Given data:

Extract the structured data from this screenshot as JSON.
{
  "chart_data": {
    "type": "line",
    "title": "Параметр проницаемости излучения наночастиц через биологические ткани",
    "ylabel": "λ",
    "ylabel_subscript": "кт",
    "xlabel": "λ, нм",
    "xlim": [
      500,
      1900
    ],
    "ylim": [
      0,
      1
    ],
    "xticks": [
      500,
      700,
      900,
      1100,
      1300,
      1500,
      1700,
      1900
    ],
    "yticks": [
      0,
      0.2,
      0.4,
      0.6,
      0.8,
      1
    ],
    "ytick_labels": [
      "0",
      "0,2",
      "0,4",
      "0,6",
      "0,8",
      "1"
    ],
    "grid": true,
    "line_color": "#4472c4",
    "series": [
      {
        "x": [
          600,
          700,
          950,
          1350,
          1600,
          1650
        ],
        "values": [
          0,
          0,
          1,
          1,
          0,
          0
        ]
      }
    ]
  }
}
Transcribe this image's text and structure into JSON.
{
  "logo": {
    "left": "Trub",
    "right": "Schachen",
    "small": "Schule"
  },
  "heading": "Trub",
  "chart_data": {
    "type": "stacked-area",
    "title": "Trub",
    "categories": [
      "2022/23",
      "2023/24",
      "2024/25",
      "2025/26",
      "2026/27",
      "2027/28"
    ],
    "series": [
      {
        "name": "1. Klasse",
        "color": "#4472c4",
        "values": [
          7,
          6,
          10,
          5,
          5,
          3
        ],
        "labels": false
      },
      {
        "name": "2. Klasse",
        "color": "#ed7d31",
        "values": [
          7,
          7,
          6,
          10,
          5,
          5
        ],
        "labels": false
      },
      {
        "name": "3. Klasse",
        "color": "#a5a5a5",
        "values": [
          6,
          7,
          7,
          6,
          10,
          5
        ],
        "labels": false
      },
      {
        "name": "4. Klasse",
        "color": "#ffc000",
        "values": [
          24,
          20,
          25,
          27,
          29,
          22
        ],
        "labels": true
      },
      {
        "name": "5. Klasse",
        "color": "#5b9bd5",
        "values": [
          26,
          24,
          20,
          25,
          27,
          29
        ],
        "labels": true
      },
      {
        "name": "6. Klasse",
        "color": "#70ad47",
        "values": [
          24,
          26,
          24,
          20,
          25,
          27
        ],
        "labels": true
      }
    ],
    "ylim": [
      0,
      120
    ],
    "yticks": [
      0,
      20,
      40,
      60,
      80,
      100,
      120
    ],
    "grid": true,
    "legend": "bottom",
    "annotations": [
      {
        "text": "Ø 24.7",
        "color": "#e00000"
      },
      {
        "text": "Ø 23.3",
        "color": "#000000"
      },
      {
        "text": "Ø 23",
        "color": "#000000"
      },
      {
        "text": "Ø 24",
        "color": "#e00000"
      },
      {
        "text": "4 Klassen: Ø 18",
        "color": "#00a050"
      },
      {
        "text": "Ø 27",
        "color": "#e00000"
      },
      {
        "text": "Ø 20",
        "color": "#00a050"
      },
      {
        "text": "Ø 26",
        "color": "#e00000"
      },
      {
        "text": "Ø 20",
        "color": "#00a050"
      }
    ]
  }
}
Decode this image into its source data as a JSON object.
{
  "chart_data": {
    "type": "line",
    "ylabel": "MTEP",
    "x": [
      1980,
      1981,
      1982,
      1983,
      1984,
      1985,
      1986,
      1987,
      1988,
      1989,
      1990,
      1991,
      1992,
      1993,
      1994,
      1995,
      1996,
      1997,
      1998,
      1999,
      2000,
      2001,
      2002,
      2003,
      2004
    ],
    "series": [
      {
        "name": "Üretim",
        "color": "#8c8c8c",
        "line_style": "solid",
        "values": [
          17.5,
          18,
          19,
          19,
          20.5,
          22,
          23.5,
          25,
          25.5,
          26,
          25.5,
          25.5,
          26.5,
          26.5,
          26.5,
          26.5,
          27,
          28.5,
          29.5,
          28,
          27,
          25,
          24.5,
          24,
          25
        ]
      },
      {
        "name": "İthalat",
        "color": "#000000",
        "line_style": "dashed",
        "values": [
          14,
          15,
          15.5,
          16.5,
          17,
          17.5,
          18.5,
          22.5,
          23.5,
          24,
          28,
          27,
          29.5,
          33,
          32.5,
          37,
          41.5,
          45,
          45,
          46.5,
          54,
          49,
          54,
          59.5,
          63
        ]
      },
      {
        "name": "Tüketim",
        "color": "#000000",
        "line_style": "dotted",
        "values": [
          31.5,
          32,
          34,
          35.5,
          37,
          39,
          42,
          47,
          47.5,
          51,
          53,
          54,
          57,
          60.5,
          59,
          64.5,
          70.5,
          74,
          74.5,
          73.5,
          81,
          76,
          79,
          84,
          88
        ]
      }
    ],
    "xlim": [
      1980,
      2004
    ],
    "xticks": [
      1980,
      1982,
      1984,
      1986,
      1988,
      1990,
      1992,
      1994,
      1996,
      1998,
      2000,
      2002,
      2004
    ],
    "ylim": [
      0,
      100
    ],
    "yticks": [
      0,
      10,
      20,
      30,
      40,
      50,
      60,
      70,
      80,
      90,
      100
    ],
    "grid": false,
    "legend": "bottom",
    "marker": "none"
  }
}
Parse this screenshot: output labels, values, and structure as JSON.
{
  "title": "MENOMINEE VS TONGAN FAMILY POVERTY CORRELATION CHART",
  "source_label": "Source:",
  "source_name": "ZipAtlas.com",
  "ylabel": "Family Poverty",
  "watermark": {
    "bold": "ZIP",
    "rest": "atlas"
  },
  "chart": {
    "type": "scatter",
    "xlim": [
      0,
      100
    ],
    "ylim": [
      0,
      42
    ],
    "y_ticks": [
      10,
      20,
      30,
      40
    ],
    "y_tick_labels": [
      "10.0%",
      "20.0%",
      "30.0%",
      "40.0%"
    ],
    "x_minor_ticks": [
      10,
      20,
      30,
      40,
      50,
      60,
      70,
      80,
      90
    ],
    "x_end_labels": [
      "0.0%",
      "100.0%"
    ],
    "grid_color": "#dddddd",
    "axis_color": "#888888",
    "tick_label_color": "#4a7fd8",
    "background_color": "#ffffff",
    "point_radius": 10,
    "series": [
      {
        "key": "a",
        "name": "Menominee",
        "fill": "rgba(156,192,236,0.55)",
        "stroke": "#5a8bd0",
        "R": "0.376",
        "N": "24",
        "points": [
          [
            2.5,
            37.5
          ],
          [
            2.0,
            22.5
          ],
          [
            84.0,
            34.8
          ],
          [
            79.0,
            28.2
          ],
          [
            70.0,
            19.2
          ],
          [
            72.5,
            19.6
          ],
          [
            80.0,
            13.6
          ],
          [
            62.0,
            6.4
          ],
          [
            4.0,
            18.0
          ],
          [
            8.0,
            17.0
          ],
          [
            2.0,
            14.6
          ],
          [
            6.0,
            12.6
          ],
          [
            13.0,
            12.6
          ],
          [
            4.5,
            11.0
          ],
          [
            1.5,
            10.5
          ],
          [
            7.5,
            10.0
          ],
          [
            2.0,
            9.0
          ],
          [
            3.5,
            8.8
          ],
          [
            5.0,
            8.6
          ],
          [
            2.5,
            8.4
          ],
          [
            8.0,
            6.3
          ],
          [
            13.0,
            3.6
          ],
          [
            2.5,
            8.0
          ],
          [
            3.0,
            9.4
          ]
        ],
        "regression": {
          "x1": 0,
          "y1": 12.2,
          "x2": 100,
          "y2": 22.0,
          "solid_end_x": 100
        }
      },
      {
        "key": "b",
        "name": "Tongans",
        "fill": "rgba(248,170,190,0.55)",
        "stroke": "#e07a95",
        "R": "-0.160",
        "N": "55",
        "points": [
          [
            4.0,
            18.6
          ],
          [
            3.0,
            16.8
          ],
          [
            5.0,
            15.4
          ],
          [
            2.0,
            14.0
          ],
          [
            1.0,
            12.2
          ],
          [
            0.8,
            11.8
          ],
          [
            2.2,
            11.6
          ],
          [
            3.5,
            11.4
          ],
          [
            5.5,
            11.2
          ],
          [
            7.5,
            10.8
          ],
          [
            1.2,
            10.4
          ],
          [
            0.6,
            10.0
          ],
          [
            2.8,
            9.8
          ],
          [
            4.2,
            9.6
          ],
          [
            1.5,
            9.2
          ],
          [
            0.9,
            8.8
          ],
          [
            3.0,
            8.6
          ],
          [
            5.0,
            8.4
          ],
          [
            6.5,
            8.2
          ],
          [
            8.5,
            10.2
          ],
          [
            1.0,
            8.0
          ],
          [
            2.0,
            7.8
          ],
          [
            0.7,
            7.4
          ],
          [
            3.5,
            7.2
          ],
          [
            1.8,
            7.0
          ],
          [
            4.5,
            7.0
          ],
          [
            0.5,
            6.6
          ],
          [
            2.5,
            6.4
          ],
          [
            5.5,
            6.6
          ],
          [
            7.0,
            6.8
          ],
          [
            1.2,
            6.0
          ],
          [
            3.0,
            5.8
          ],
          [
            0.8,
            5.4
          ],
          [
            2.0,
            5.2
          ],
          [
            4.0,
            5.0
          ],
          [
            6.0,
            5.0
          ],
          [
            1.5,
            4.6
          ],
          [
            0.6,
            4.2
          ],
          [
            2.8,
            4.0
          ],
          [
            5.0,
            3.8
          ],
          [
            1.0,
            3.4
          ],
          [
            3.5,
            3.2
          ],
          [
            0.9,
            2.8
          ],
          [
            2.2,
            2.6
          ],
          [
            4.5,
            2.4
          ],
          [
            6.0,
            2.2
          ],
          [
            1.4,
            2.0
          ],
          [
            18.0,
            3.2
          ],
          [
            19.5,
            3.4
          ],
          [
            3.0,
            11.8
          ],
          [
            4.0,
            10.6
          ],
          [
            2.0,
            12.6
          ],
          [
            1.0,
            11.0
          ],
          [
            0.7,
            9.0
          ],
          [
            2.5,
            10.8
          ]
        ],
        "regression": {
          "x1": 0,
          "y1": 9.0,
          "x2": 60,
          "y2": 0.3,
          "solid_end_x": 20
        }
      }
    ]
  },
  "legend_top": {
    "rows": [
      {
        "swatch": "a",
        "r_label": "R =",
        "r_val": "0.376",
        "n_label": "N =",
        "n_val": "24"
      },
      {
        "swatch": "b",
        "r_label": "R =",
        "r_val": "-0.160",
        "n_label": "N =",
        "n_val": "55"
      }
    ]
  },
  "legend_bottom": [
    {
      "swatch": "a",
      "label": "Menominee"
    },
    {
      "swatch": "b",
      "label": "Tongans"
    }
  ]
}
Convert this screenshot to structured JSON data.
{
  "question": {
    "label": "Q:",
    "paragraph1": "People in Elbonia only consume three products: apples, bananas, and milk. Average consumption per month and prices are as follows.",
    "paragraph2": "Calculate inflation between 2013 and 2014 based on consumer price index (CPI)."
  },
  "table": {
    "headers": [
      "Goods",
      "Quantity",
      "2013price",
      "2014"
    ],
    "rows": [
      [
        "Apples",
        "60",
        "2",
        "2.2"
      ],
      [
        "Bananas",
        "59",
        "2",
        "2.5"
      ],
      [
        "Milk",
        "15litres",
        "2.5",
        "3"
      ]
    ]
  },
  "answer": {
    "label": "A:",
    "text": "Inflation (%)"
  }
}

Short task: Of all the lines above, how many contain the word "rgba"? Answer with only the number.

Correct result: 2